### DATASET RECORDS:
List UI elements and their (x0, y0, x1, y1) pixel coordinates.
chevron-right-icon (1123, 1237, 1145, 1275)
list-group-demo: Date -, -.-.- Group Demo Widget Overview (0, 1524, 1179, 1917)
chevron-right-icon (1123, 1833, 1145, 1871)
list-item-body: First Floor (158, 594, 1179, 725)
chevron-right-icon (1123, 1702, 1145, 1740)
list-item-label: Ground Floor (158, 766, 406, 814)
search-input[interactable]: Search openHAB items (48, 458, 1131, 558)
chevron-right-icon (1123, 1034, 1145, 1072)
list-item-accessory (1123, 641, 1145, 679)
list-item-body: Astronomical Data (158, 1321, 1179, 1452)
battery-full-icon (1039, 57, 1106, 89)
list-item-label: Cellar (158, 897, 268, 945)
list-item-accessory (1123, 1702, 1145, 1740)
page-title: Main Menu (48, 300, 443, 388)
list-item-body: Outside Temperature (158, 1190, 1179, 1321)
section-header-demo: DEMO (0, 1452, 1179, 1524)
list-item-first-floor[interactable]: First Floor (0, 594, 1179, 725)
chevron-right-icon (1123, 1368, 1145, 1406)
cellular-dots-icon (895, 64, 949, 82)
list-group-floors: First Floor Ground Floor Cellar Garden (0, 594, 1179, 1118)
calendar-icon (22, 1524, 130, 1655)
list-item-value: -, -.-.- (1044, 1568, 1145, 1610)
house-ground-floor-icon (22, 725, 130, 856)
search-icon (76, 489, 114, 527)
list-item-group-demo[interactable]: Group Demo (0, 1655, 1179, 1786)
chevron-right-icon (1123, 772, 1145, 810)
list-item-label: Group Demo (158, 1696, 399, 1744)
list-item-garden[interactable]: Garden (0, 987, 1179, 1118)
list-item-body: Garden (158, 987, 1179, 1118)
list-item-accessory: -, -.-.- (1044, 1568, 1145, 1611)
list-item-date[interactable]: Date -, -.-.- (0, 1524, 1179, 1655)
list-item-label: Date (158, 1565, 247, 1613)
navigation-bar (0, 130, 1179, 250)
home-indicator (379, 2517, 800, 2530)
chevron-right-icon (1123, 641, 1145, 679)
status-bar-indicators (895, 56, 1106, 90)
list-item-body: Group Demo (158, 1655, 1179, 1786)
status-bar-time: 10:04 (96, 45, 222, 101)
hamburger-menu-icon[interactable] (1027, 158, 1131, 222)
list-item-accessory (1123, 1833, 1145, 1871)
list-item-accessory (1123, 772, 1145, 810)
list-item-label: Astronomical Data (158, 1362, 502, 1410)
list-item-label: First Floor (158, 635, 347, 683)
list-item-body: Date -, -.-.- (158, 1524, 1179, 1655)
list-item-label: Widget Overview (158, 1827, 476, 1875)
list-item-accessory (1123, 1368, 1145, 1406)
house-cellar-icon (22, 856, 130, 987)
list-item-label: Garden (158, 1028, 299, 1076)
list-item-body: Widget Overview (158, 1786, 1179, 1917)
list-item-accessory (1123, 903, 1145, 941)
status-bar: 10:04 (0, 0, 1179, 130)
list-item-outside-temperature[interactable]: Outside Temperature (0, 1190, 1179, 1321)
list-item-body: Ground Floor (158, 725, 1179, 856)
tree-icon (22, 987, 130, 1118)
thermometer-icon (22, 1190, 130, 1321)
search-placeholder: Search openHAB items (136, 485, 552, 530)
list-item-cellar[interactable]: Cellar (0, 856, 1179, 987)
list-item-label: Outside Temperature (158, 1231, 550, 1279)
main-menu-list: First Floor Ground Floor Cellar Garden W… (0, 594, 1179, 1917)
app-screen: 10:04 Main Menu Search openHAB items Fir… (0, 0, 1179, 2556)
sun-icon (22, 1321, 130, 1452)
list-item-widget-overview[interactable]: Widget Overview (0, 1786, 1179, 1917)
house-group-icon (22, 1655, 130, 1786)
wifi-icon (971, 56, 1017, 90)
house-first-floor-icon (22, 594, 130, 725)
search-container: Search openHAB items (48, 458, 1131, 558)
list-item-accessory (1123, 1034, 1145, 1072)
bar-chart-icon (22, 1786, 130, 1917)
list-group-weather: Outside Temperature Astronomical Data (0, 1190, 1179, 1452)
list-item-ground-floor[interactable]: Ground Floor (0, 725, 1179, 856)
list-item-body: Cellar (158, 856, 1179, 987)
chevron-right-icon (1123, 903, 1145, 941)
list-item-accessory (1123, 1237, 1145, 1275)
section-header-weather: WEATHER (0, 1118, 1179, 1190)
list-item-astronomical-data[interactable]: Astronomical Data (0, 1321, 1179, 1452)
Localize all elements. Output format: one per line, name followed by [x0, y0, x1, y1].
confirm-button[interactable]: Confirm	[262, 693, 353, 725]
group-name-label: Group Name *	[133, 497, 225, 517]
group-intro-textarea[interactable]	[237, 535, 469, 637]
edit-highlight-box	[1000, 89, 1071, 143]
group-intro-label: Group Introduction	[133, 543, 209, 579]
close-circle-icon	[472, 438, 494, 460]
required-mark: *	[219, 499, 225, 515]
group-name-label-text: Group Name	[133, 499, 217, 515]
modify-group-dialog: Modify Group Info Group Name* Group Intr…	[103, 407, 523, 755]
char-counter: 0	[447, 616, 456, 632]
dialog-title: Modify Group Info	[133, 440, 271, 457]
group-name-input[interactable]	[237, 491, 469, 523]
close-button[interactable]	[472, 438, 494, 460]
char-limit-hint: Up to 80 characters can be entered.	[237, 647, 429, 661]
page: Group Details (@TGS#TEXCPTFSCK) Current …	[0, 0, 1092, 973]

### STATED GOAL:
Rewrite all the items above as a numbered list, leaving out any blank lines.

### WRITTEN REPLY:
1. List UI elements and their (x0, y0, x1, y1) pixel coordinates.
2. chevron-right-icon (1123, 1237, 1145, 1275)
3. list-group-demo: Date -, -.-.- Group Demo Widget Overview (0, 1524, 1179, 1917)
4. chevron-right-icon (1123, 1833, 1145, 1871)
5. list-item-body: First Floor (158, 594, 1179, 725)
6. chevron-right-icon (1123, 1702, 1145, 1740)
7. list-item-label: Ground Floor (158, 766, 406, 814)
8. search-input[interactable]: Search openHAB items (48, 458, 1131, 558)
9. chevron-right-icon (1123, 1034, 1145, 1072)
10. list-item-accessory (1123, 641, 1145, 679)
11. list-item-body: Astronomical Data (158, 1321, 1179, 1452)
12. battery-full-icon (1039, 57, 1106, 89)
13. list-item-label: Cellar (158, 897, 268, 945)
14. list-item-accessory (1123, 1702, 1145, 1740)
15. page-title: Main Menu (48, 300, 443, 388)
16. list-item-body: Outside Temperature (158, 1190, 1179, 1321)
17. section-header-demo: DEMO (0, 1452, 1179, 1524)
18. list-item-first-floor[interactable]: First Floor (0, 594, 1179, 725)
19. chevron-right-icon (1123, 1368, 1145, 1406)
20. cellular-dots-icon (895, 64, 949, 82)
21. list-group-floors: First Floor Ground Floor Cellar Garden (0, 594, 1179, 1118)
22. calendar-icon (22, 1524, 130, 1655)
23. list-item-value: -, -.-.- (1044, 1568, 1145, 1610)
24. house-ground-floor-icon (22, 725, 130, 856)
25. search-icon (76, 489, 114, 527)
26. list-item-group-demo[interactable]: Group Demo (0, 1655, 1179, 1786)
27. chevron-right-icon (1123, 772, 1145, 810)
28. list-item-label: Group Demo (158, 1696, 399, 1744)
29. list-item-garden[interactable]: Garden (0, 987, 1179, 1118)
30. list-item-body: Garden (158, 987, 1179, 1118)
31. list-item-accessory: -, -.-.- (1044, 1568, 1145, 1611)
32. list-item-date[interactable]: Date -, -.-.- (0, 1524, 1179, 1655)
33. list-item-label: Date (158, 1565, 247, 1613)
34. navigation-bar (0, 130, 1179, 250)
35. home-indicator (379, 2517, 800, 2530)
36. chevron-right-icon (1123, 641, 1145, 679)
37. status-bar-indicators (895, 56, 1106, 90)
38. list-item-body: Group Demo (158, 1655, 1179, 1786)
39. status-bar-time: 10:04 (96, 45, 222, 101)
40. hamburger-menu-icon[interactable] (1027, 158, 1131, 222)
41. list-item-accessory (1123, 1833, 1145, 1871)
42. list-item-accessory (1123, 772, 1145, 810)
43. list-item-label: Astronomical Data (158, 1362, 502, 1410)
44. list-item-label: First Floor (158, 635, 347, 683)
45. list-item-body: Date -, -.-.- (158, 1524, 1179, 1655)
46. list-item-label: Widget Overview (158, 1827, 476, 1875)
47. list-item-accessory (1123, 1368, 1145, 1406)
48. house-cellar-icon (22, 856, 130, 987)
49. list-item-label: Garden (158, 1028, 299, 1076)
50. list-item-body: Widget Overview (158, 1786, 1179, 1917)
51. list-item-accessory (1123, 903, 1145, 941)
52. status-bar: 10:04 (0, 0, 1179, 130)
53. list-item-outside-temperature[interactable]: Outside Temperature (0, 1190, 1179, 1321)
54. list-item-body: Ground Floor (158, 725, 1179, 856)
55. tree-icon (22, 987, 130, 1118)
56. thermometer-icon (22, 1190, 130, 1321)
57. search-placeholder: Search openHAB items (136, 485, 552, 530)
58. list-item-cellar[interactable]: Cellar (0, 856, 1179, 987)
59. list-item-label: Outside Temperature (158, 1231, 550, 1279)
60. main-menu-list: First Floor Ground Floor Cellar Garden W… (0, 594, 1179, 1917)
61. app-screen: 10:04 Main Menu Search openHAB items Fir… (0, 0, 1179, 2556)
62. sun-icon (22, 1321, 130, 1452)
63. list-item-widget-overview[interactable]: Widget Overview (0, 1786, 1179, 1917)
64. house-group-icon (22, 1655, 130, 1786)
65. wifi-icon (971, 56, 1017, 90)
66. house-first-floor-icon (22, 594, 130, 725)
67. search-container: Search openHAB items (48, 458, 1131, 558)
68. list-item-accessory (1123, 1034, 1145, 1072)
69. bar-chart-icon (22, 1786, 130, 1917)
70. list-group-weather: Outside Temperature Astronomical Data (0, 1190, 1179, 1452)
71. list-item-ground-floor[interactable]: Ground Floor (0, 725, 1179, 856)
72. list-item-body: Cellar (158, 856, 1179, 987)
73. chevron-right-icon (1123, 903, 1145, 941)
74. list-item-accessory (1123, 1237, 1145, 1275)
75. section-header-weather: WEATHER (0, 1118, 1179, 1190)
76. list-item-astronomical-data[interactable]: Astronomical Data (0, 1321, 1179, 1452)
77. Localize all elements. Output format: one per line, name followed by [x0, y0, x1, y1].
78. confirm-button[interactable]: Confirm	[262, 693, 353, 725]
79. group-name-label: Group Name *	[133, 497, 225, 517]
80. group-intro-textarea[interactable]	[237, 535, 469, 637]
81. edit-highlight-box	[1000, 89, 1071, 143]
82. group-intro-label: Group Introduction	[133, 543, 209, 579]
83. close-circle-icon	[472, 438, 494, 460]
84. required-mark: *	[219, 499, 225, 515]
85. group-name-label-text: Group Name	[133, 499, 217, 515]
86. modify-group-dialog: Modify Group Info Group Name* Group Intr…	[103, 407, 523, 755]
87. char-counter: 0	[447, 616, 456, 632]
88. dialog-title: Modify Group Info	[133, 440, 271, 457]
89. group-name-input[interactable]	[237, 491, 469, 523]
90. close-button[interactable]	[472, 438, 494, 460]
91. char-limit-hint: Up to 80 characters can be entered.	[237, 647, 429, 661]
92. page: Group Details (@TGS#TEXCPTFSCK) Current …	[0, 0, 1092, 973]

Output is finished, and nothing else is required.